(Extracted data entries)

%%

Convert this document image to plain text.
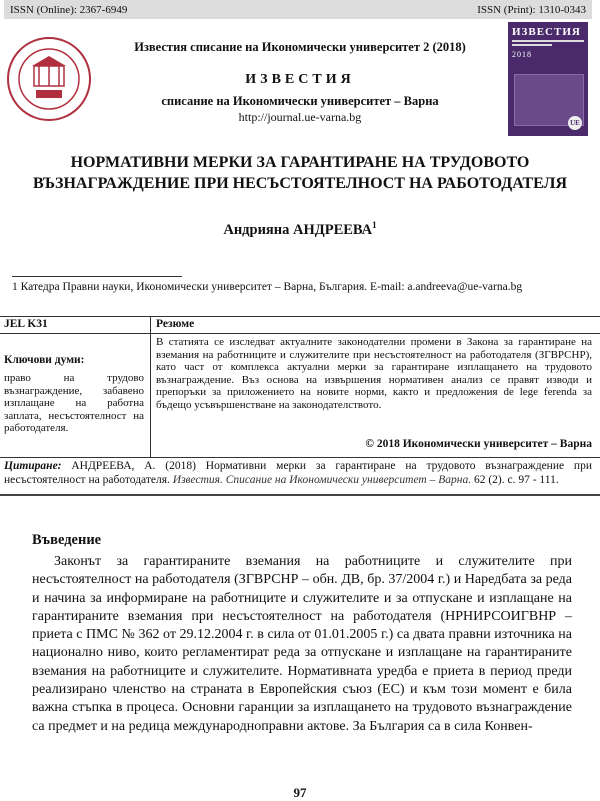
ISSN (Online): 2367-6949	ISSN (Print): 1310-0343
ИЗВЕСТИЯ
2018
UE
Известия списание на Икономически университет 2 (2018)
ИЗВЕСТИЯ
списание на Икономически университет – Варна
http://journal.ue-varna.bg
НОРМАТИВНИ МЕРКИ ЗА ГАРАНТИРАНЕ НА ТРУДОВОТО
ВЪЗНАГРАЖДЕНИЕ ПРИ НЕСЪСТОЯТЕЛНОСТ НА РАБОТОДАТЕЛЯ
Андрияна АНДРЕЕВА$^1$
1 Катедра Правни науки, Икономически университет – Варна, България. E-mail: a.andreeva@ue-varna.bg
JEL K31
Ключови думи:
право на трудово възнаграждение, забавено изплащане на работна заплата, несъстоятелност на работодателя.
Резюме
В статията се изследват актуалните законодателни промени в Закона за гарантиране на вземания на работниците и служителите при несъстоятелност на работодателя (ЗГВРСНР), като част от комплекса актуални мерки за гарантиране изплащането на трудовото възнаграждение. Въз основа на извършения нормативен анализ се правят изводи и препоръки за приложението на новите норми, както и предложения de lege ferenda за бъдещо усъвършенстване на законодателството.
© 2018 Икономически университет – Варна
Цитиране: АНДРЕЕВА, А. (2018) Нормативни мерки за гарантиране на трудовото възнаграждение при несъстоятелност на работодателя. Известия. Списание на Икономически университет – Варна. 62 (2). с. 97 - 111.
Въведение
Законът за гарантираните вземания на работниците и служителите при несъстоятелност на работодателя (ЗГВРСНР – обн. ДВ, бр. 37/2004 г.) и Наредбата за реда и начина за информиране на работниците и служителите и за отпускане и изплащане на гарантираните вземания при несъстоятелност на работодателя (НРНИРСОИГВНР – приета с ПМС № 362 от 29.12.2004 г. в сила от 01.01.2005 г.) са двата правни източника на национално ниво, които регламентират реда за отпускане и изплащане на гарантираните вземания на работниците и служителите. Нормативната уредба е приета в период преди реализирано членство на страната в Европейския съюз (ЕС) и към този момент е била важна стъпка в процеса. Основни гаранции за изплащането на трудовото възнаграждение са предмет и на редица международноправни актове. За България са в сила Конвен-
97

%%

Locate the word "Икономически" in the data above. Copy every line carrying it.

■ RESULT OF THIS EXERCISE
Известия списание на Икономически университет 2 (2018)
списание на Икономически университет – Варна
1 Катедра Правни науки, Икономически университет – Варна, България. E-mail: a.andreeva@ue-varna.bg
© 2018 Икономически университет – Варна
Цитиране: АНДРЕЕВА, А. (2018) Нормативни мерки за гарантиране на трудовото възнаграждение при несъстоятелност на работодателя. Известия. Списание на Икономически университет – Варна. 62 (2). с. 97 - 111.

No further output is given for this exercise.